# Aim
Repeat all of the material exactly as given.

# Provided records
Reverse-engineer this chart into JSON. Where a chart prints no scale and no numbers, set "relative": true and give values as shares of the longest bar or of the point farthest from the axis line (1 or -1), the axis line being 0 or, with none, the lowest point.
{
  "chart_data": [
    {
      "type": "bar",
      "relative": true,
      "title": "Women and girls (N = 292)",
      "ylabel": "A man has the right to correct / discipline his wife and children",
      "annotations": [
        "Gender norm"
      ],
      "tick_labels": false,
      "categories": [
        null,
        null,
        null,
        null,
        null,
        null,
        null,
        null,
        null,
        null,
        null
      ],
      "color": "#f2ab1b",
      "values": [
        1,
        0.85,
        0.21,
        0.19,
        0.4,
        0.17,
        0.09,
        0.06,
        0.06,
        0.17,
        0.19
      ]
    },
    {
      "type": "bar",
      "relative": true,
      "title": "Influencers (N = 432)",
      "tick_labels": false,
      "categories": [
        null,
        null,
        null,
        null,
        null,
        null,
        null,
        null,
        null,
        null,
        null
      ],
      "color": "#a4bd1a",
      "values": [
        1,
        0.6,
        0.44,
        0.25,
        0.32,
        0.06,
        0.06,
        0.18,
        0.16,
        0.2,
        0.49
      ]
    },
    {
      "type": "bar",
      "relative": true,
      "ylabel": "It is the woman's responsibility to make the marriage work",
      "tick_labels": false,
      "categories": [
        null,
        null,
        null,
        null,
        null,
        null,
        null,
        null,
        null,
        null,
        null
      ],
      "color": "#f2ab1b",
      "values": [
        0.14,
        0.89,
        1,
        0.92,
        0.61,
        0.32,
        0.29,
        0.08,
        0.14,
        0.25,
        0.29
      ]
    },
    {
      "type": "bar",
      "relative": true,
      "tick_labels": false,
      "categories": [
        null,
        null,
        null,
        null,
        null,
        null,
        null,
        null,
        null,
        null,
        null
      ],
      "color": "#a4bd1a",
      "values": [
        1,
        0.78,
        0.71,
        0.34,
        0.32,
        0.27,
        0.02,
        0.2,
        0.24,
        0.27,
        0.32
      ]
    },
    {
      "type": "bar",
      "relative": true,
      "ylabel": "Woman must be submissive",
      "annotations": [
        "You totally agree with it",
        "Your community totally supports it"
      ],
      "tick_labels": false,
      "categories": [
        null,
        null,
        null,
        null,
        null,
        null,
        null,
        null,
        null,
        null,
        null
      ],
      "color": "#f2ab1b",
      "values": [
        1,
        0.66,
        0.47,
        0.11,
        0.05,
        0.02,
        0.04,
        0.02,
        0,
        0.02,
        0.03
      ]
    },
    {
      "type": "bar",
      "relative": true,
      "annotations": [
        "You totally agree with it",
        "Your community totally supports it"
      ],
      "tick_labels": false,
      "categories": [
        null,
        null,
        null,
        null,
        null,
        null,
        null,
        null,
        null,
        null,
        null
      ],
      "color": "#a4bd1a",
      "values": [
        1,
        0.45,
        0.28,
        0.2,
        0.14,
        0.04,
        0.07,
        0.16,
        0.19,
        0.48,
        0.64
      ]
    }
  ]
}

# Solution to this problem
Reverse-engineer this chart into JSON. Where a chart prints no scale and no numbers, set "relative": true and give values as shares of the longest bar or of the point farthest from the axis line (1 or -1), the axis line being 0 or, with none, the lowest point.
{
  "chart_data": [
    {
      "type": "bar",
      "relative": true,
      "title": "Women and girls (N = 292)",
      "ylabel": "A man has the right to correct / discipline his wife and children",
      "annotations": [
        "Gender norm"
      ],
      "tick_labels": false,
      "categories": [
        null,
        null,
        null,
        null,
        null,
        null,
        null,
        null,
        null,
        null,
        null
      ],
      "color": "#f2ab1b",
      "values": [
        1,
        0.85,
        0.21,
        0.19,
        0.4,
        0.17,
        0.09,
        0.06,
        0.06,
        0.17,
        0.19
      ]
    },
    {
      "type": "bar",
      "relative": true,
      "title": "Influencers (N = 432)",
      "tick_labels": false,
      "categories": [
        null,
        null,
        null,
        null,
        null,
        null,
        null,
        null,
        null,
        null,
        null
      ],
      "color": "#a4bd1a",
      "values": [
        1,
        0.6,
        0.44,
        0.25,
        0.32,
        0.06,
        0.06,
        0.18,
        0.16,
        0.2,
        0.49
      ]
    },
    {
      "type": "bar",
      "relative": true,
      "ylabel": "It is the woman's responsibility to make the marriage work",
      "tick_labels": false,
      "categories": [
        null,
        null,
        null,
        null,
        null,
        null,
        null,
        null,
        null,
        null,
        null
      ],
      "color": "#f2ab1b",
      "values": [
        0.14,
        0.89,
        1,
        0.92,
        0.61,
        0.32,
        0.29,
        0.08,
        0.14,
        0.25,
        0.29
      ]
    },
    {
      "type": "bar",
      "relative": true,
      "tick_labels": false,
      "categories": [
        null,
        null,
        null,
        null,
        null,
        null,
        null,
        null,
        null,
        null,
        null
      ],
      "color": "#a4bd1a",
      "values": [
        1,
        0.78,
        0.71,
        0.34,
        0.32,
        0.27,
        0.02,
        0.2,
        0.24,
        0.27,
        0.32
      ]
    },
    {
      "type": "bar",
      "relative": true,
      "ylabel": "Woman must be submissive",
      "annotations": [
        "You totally agree with it",
        "Your community totally supports it"
      ],
      "tick_labels": false,
      "categories": [
        null,
        null,
        null,
        null,
        null,
        null,
        null,
        null,
        null,
        null,
        null
      ],
      "color": "#f2ab1b",
      "values": [
        1,
        0.66,
        0.47,
        0.11,
        0.05,
        0.02,
        0.04,
        0.02,
        0,
        0.02,
        0.03
      ]
    },
    {
      "type": "bar",
      "relative": true,
      "annotations": [
        "You totally agree with it",
        "Your community totally supports it"
      ],
      "tick_labels": false,
      "categories": [
        null,
        null,
        null,
        null,
        null,
        null,
        null,
        null,
        null,
        null,
        null
      ],
      "color": "#a4bd1a",
      "values": [
        1,
        0.45,
        0.28,
        0.2,
        0.14,
        0.04,
        0.07,
        0.16,
        0.19,
        0.48,
        0.64
      ]
    }
  ]
}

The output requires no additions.